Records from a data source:

***

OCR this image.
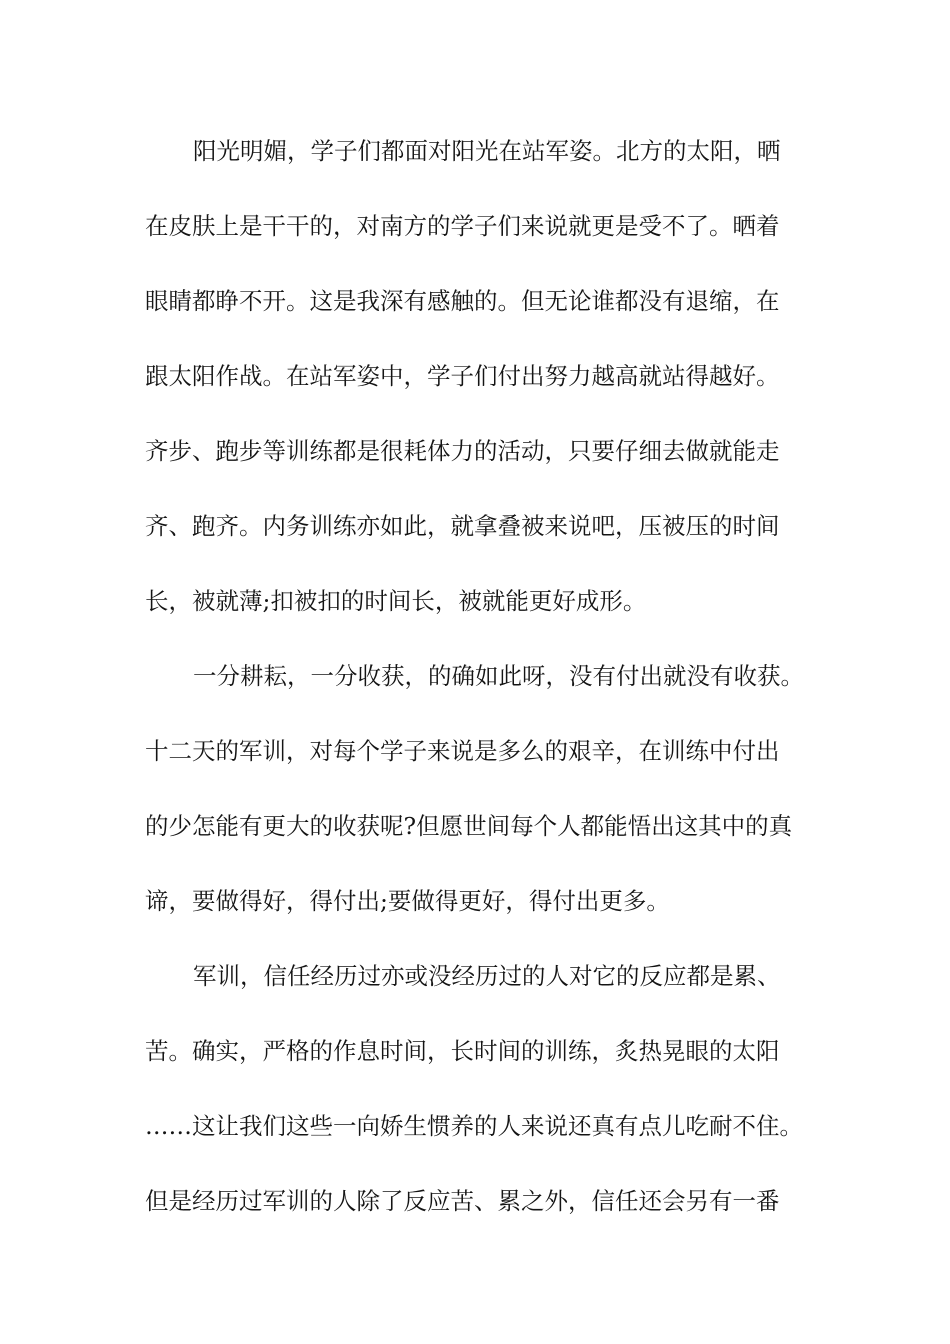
阳光明媚，学子们都面对阳光在站军姿。北方的太阳，晒
在皮肤上是干干的，对南方的学子们来说就更是受不了。晒着
眼睛都睁不开。这是我深有感触的。但无论谁都没有退缩，在
跟太阳作战。在站军姿中，学子们付出努力越高就站得越好。
齐步、跑步等训练都是很耗体力的活动，只要仔细去做就能走
齐、跑齐。内务训练亦如此，就拿叠被来说吧，压被压的时间
长，被就薄;扣被扣的时间长，被就能更好成形。
一分耕耘，一分收获，的确如此呀，没有付出就没有收获。
十二天的军训，对每个学子来说是多么的艰辛，在训练中付出
的少怎能有更大的收获呢?但愿世间每个人都能悟出这其中的真
谛，要做得好，得付出;要做得更好，得付出更多。
军训，信任经历过亦或没经历过的人对它的反应都是累、
苦。确实，严格的作息时间，长时间的训练，炙热晃眼的太阳
……这让我们这些一向娇生惯养的人来说还真有点儿吃耐不住。
但是经历过军训的人除了反应苦、累之外，信任还会另有一番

***

__EXERCISE REQUIREMENTS__
Print all the records again exactly; do not include any picture.

__REPLY TO THE TASK__
OCR this image.
阳光明媚，学子们都面对阳光在站军姿。北方的太阳，晒
在皮肤上是干干的，对南方的学子们来说就更是受不了。晒着
眼睛都睁不开。这是我深有感触的。但无论谁都没有退缩，在
跟太阳作战。在站军姿中，学子们付出努力越高就站得越好。
齐步、跑步等训练都是很耗体力的活动，只要仔细去做就能走
齐、跑齐。内务训练亦如此，就拿叠被来说吧，压被压的时间
长，被就薄;扣被扣的时间长，被就能更好成形。
一分耕耘，一分收获，的确如此呀，没有付出就没有收获。
十二天的军训，对每个学子来说是多么的艰辛，在训练中付出
的少怎能有更大的收获呢?但愿世间每个人都能悟出这其中的真
谛，要做得好，得付出;要做得更好，得付出更多。
军训，信任经历过亦或没经历过的人对它的反应都是累、
苦。确实，严格的作息时间，长时间的训练，炙热晃眼的太阳
……这让我们这些一向娇生惯养的人来说还真有点儿吃耐不住。
但是经历过军训的人除了反应苦、累之外，信任还会另有一番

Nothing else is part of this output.